In the data below, print every line from the one containing "add-layout-button[interactable]: + (425, 59, 448, 79)" down to the one containing "selectable-arrow-icon[interactable]: ↖ (1322, 112, 1331, 125)", keeping both of those lines and changing nothing.

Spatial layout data
* * *
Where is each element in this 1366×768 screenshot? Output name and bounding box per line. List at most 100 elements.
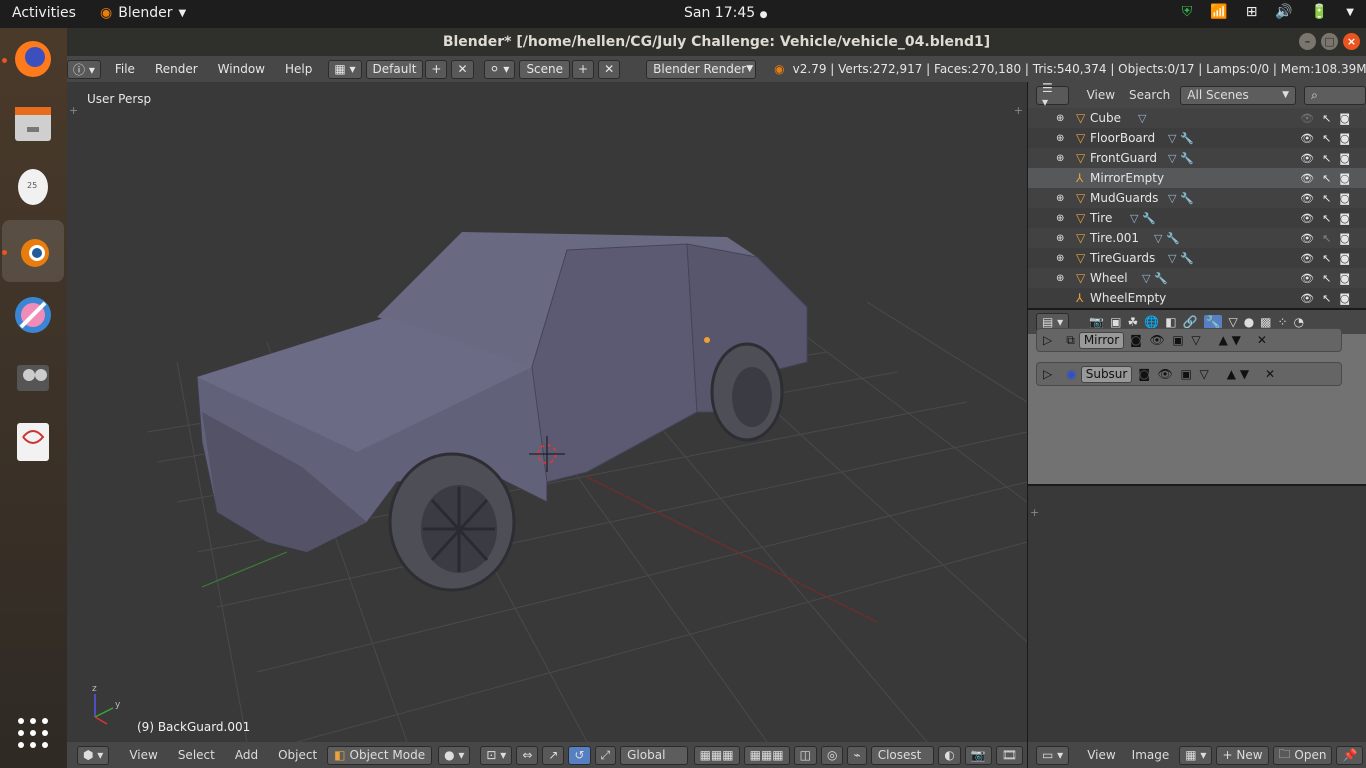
add-layout-button[interactable]: + (425, 59, 448, 79)
maximize-button[interactable]: □ (1321, 33, 1338, 50)
menu-file[interactable]: File (115, 62, 135, 76)
render-icon[interactable]: 📷 (964, 745, 992, 765)
particles-tab-icon[interactable]: ⁘ (1278, 315, 1288, 329)
layers-grid-1[interactable]: ▦▦▦ (693, 745, 740, 765)
activities-button[interactable]: Activities (12, 5, 76, 21)
close-button[interactable]: × (1343, 33, 1360, 50)
selectable-arrow-icon[interactable]: ↖ (1322, 112, 1331, 125)
menu-help[interactable]: Help (285, 62, 312, 76)
render-animation-icon[interactable]: 🎞 (995, 745, 1023, 765)
3d-viewport[interactable]: z y User Persp (9) BackGuard.001 + + (67, 82, 1027, 742)
outliner-item-floorboard[interactable]: ⊕ ▽ FloorBoard ▽ 🔧 👁 ↖ ◙ (1028, 128, 1366, 148)
visibility-eye-icon[interactable]: 👁 (1300, 272, 1314, 285)
outliner-item-cube[interactable]: ⊕ ▽ Cube ▽ 👁 ↖ ◙ (1028, 108, 1366, 128)
editor-type-button[interactable]: ⬢ ▾ (77, 745, 110, 765)
render-camera-icon[interactable]: ◙ (1339, 192, 1350, 205)
orientation-select[interactable]: Global (620, 745, 688, 765)
visibility-eye-icon[interactable]: 👁 (1300, 252, 1314, 265)
system-tray[interactable]: ⛨ 📶 ⊞ 🔊 🔋 ▼ (1182, 4, 1354, 20)
krita-icon[interactable] (8, 290, 58, 340)
selectable-arrow-icon[interactable]: ↖ (1322, 192, 1331, 205)
render-camera-icon[interactable]: ◙ (1339, 152, 1350, 165)
render-layers-tab-icon[interactable]: ▣ (1110, 315, 1121, 329)
scale-manipulator[interactable]: ⤢ (594, 745, 617, 765)
move-up-icon[interactable]: ▲ (1227, 367, 1236, 381)
modifier-name-field[interactable]: Subsur (1080, 365, 1133, 383)
render-camera-icon[interactable]: ◙ (1339, 232, 1350, 245)
visibility-eye-icon[interactable]: 👁 (1149, 333, 1164, 347)
layout-field[interactable]: Default (365, 59, 424, 79)
outliner-item-frontguard[interactable]: ⊕ ▽ FrontGuard ▽ 🔧 👁 ↖ ◙ (1028, 148, 1366, 168)
expand-icon[interactable]: ⊕ (1056, 133, 1064, 144)
data-tab-icon[interactable]: ▽ (1228, 315, 1237, 329)
network-icon[interactable]: ⊞ (1246, 4, 1258, 20)
menu-select[interactable]: Select (178, 748, 215, 762)
pivot-select[interactable]: ⊡ ▾ (480, 745, 513, 765)
menu-window[interactable]: Window (218, 62, 265, 76)
expand-icon[interactable]: ⊕ (1056, 253, 1064, 264)
battery-icon[interactable]: 🔋 (1311, 4, 1328, 20)
modifiers-tab-icon[interactable]: 🔧 (1203, 315, 1223, 329)
selectable-arrow-icon[interactable]: ↖ (1322, 252, 1331, 265)
selectable-arrow-icon[interactable]: ↖ (1322, 172, 1331, 185)
shading-select[interactable]: ● ▾ (438, 745, 471, 765)
selectable-arrow-icon[interactable]: ↖ (1322, 212, 1331, 225)
physics-tab-icon[interactable]: ◔ (1294, 315, 1304, 329)
render-camera-icon[interactable]: ◙ (1339, 212, 1350, 225)
expand-icon[interactable]: ▷ (1043, 367, 1052, 381)
mode-select[interactable]: ◧ Object Mode (327, 745, 433, 765)
image-editor[interactable]: + (1028, 486, 1366, 742)
remove-modifier-icon[interactable]: ✕ (1257, 333, 1267, 347)
visibility-eye-icon[interactable]: 👁 (1300, 212, 1314, 225)
area-divider[interactable] (1028, 308, 1366, 310)
delete-scene-button[interactable]: ✕ (598, 59, 621, 79)
outliner[interactable]: ⊕ ▽ Cube ▽ 👁 ↖ ◙ ⊕ ▽ FloorBoard ▽ 🔧 👁 ↖ ◙ ⊕ ▽ FrontGua… (1028, 108, 1366, 308)
area-divider[interactable] (1027, 82, 1028, 768)
edit-mode-icon[interactable]: ▣ (1172, 333, 1183, 347)
editor-type-button[interactable]: ☰ ▾ (1036, 81, 1069, 109)
outliner-item-tire-001[interactable]: ⊕ ▽ Tire.001 ▽ 🔧 👁 ↖ ◙ (1028, 228, 1366, 248)
volume-icon[interactable]: 🔊 (1275, 4, 1292, 20)
edit-mode-icon[interactable]: ▣ (1181, 367, 1192, 381)
clock[interactable]: San 17:45 ● (684, 5, 767, 21)
render-camera-icon[interactable]: ◙ (1339, 132, 1350, 145)
render-tab-icon[interactable]: 📷 (1089, 315, 1104, 329)
expand-icon[interactable]: ⊕ (1056, 193, 1064, 204)
outliner-item-mudguards[interactable]: ⊕ ▽ MudGuards ▽ 🔧 👁 ↖ ◙ (1028, 188, 1366, 208)
remove-modifier-icon[interactable]: ✕ (1265, 367, 1275, 381)
delete-layout-button[interactable]: ✕ (451, 59, 474, 79)
world-tab-icon[interactable]: 🌐 (1144, 315, 1159, 329)
lock-camera-icon[interactable]: ◫ (793, 745, 817, 765)
expand-icon[interactable]: ▷ (1043, 333, 1052, 347)
show-applications-icon[interactable] (8, 708, 58, 758)
outliner-item-wheelempty[interactable]: ⅄ WheelEmpty 👁 ↖ ◙ (1028, 288, 1366, 308)
menu-search[interactable]: Search (1129, 88, 1170, 102)
render-camera-icon[interactable]: ◙ (1138, 367, 1150, 381)
manipulator-toggle[interactable]: ⇔ (516, 745, 539, 765)
menu-add[interactable]: Add (235, 748, 258, 762)
document-viewer-icon[interactable] (8, 416, 58, 466)
expand-icon[interactable]: ⊕ (1056, 233, 1064, 244)
scene-tab-icon[interactable]: ☘ (1127, 315, 1138, 329)
outliner-item-wheel[interactable]: ⊕ ▽ Wheel ▽ 🔧 👁 ↖ ◙ (1028, 268, 1366, 288)
window-title-bar[interactable]: Blender* [/home/hellen/CG/July Challenge… (67, 28, 1366, 56)
tool-shelf-toggle-icon[interactable]: + (1030, 506, 1039, 519)
expand-icon[interactable]: ⊕ (1056, 113, 1064, 124)
render-camera-icon[interactable]: ◙ (1339, 112, 1350, 125)
visibility-eye-icon[interactable]: 👁 (1300, 292, 1314, 305)
layers-grid-2[interactable]: ▦▦▦ (743, 745, 790, 765)
outliner-item-mirrorempty[interactable]: ⅄ MirrorEmpty 👁 ↖ ◙ (1028, 168, 1366, 188)
menu-view[interactable]: View (1087, 88, 1115, 102)
display-mode-select[interactable]: All Scenes ▼ (1180, 85, 1297, 105)
cage-icon[interactable]: ▽ (1191, 333, 1200, 347)
render-camera-icon[interactable]: ◙ (1130, 333, 1142, 347)
visibility-eye-icon[interactable]: 👁 (1300, 112, 1314, 125)
area-divider[interactable] (1028, 484, 1366, 486)
move-up-icon[interactable]: ▲ (1219, 333, 1228, 347)
menu-view[interactable]: View (1087, 748, 1115, 762)
expand-icon[interactable]: ⊕ (1056, 273, 1064, 284)
scene-field[interactable]: Scene (519, 59, 571, 79)
layout-selector[interactable]: ▦ ▾ (328, 59, 362, 79)
snap-toggle-icon[interactable]: ⌁ (847, 745, 867, 765)
render-camera-icon[interactable]: ◙ (1339, 272, 1350, 285)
* * *
• _Expected answer_:
add-layout-button[interactable]: + (425, 59, 448, 79)
maximize-button[interactable]: □ (1321, 33, 1338, 50)
menu-file[interactable]: File (115, 62, 135, 76)
render-icon[interactable]: 📷 (964, 745, 992, 765)
particles-tab-icon[interactable]: ⁘ (1278, 315, 1288, 329)
layers-grid-1[interactable]: ▦▦▦ (693, 745, 740, 765)
activities-button[interactable]: Activities (12, 5, 76, 21)
close-button[interactable]: × (1343, 33, 1360, 50)
selectable-arrow-icon[interactable]: ↖ (1322, 112, 1331, 125)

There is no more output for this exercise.